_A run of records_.
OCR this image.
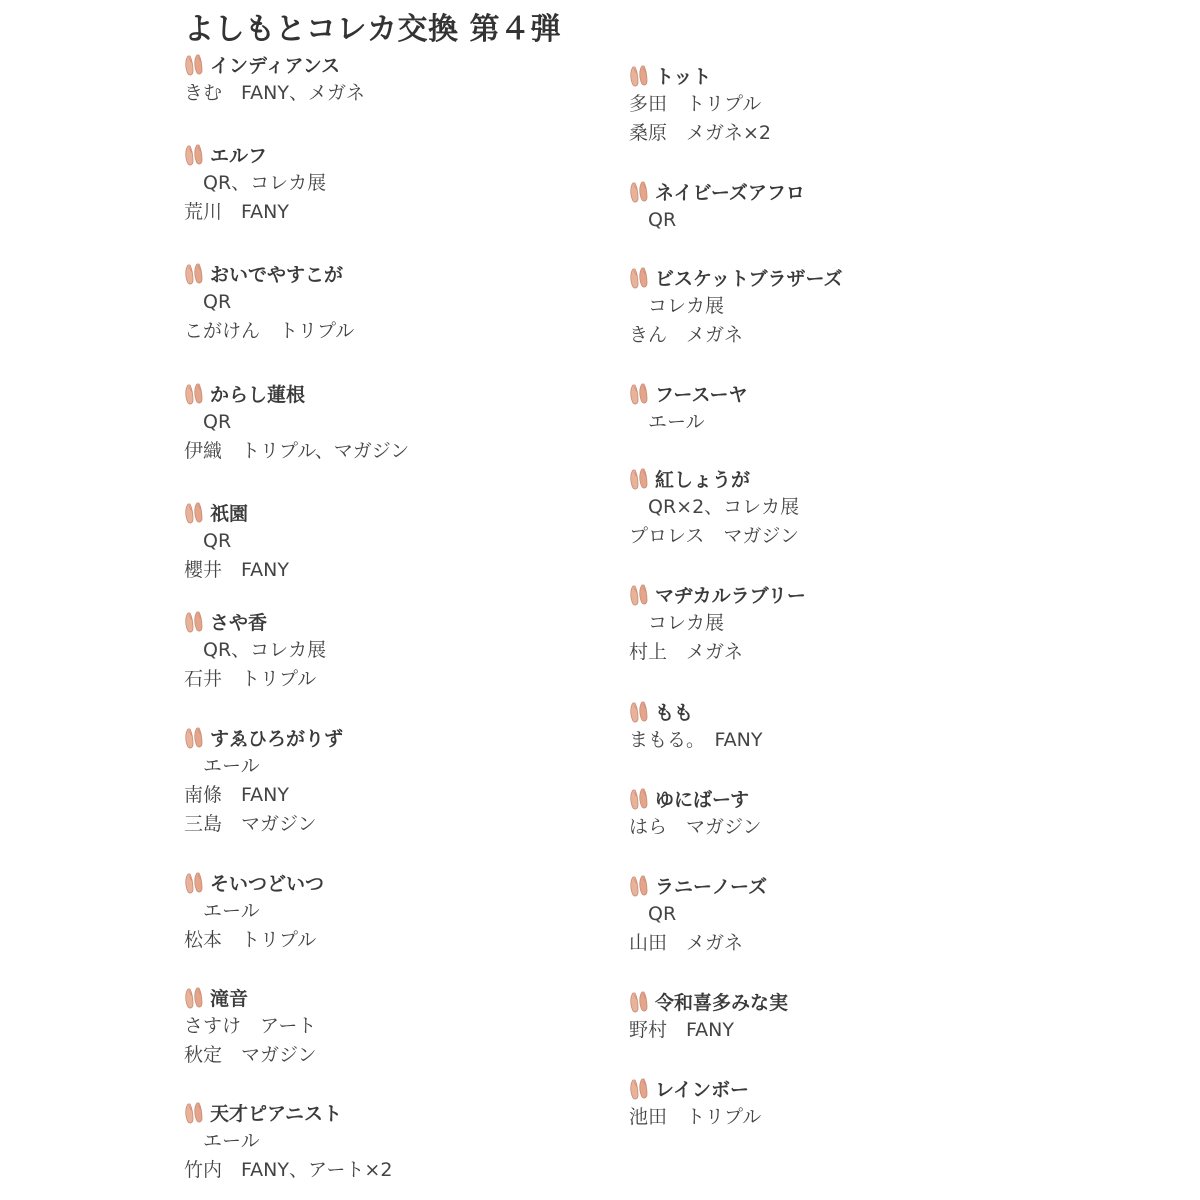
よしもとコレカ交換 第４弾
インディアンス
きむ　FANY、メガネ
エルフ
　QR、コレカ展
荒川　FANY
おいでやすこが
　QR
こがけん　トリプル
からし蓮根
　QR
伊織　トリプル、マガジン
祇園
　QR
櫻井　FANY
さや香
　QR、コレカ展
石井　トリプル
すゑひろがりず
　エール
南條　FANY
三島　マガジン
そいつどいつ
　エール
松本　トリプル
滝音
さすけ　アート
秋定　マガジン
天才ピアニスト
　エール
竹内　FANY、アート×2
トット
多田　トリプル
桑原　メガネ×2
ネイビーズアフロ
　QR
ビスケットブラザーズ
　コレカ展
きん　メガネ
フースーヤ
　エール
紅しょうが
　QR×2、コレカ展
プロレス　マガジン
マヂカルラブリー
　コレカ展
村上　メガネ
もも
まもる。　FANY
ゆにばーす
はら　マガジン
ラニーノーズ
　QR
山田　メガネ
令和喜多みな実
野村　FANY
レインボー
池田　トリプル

_YOUR GOAL_. Copy out every line in the entries above that holds "マガジン".

_FINISHED EXERCISE_.
伊織　トリプル、マガジン
三島　マガジン
秋定　マガジン
プロレス　マガジン
はら　マガジン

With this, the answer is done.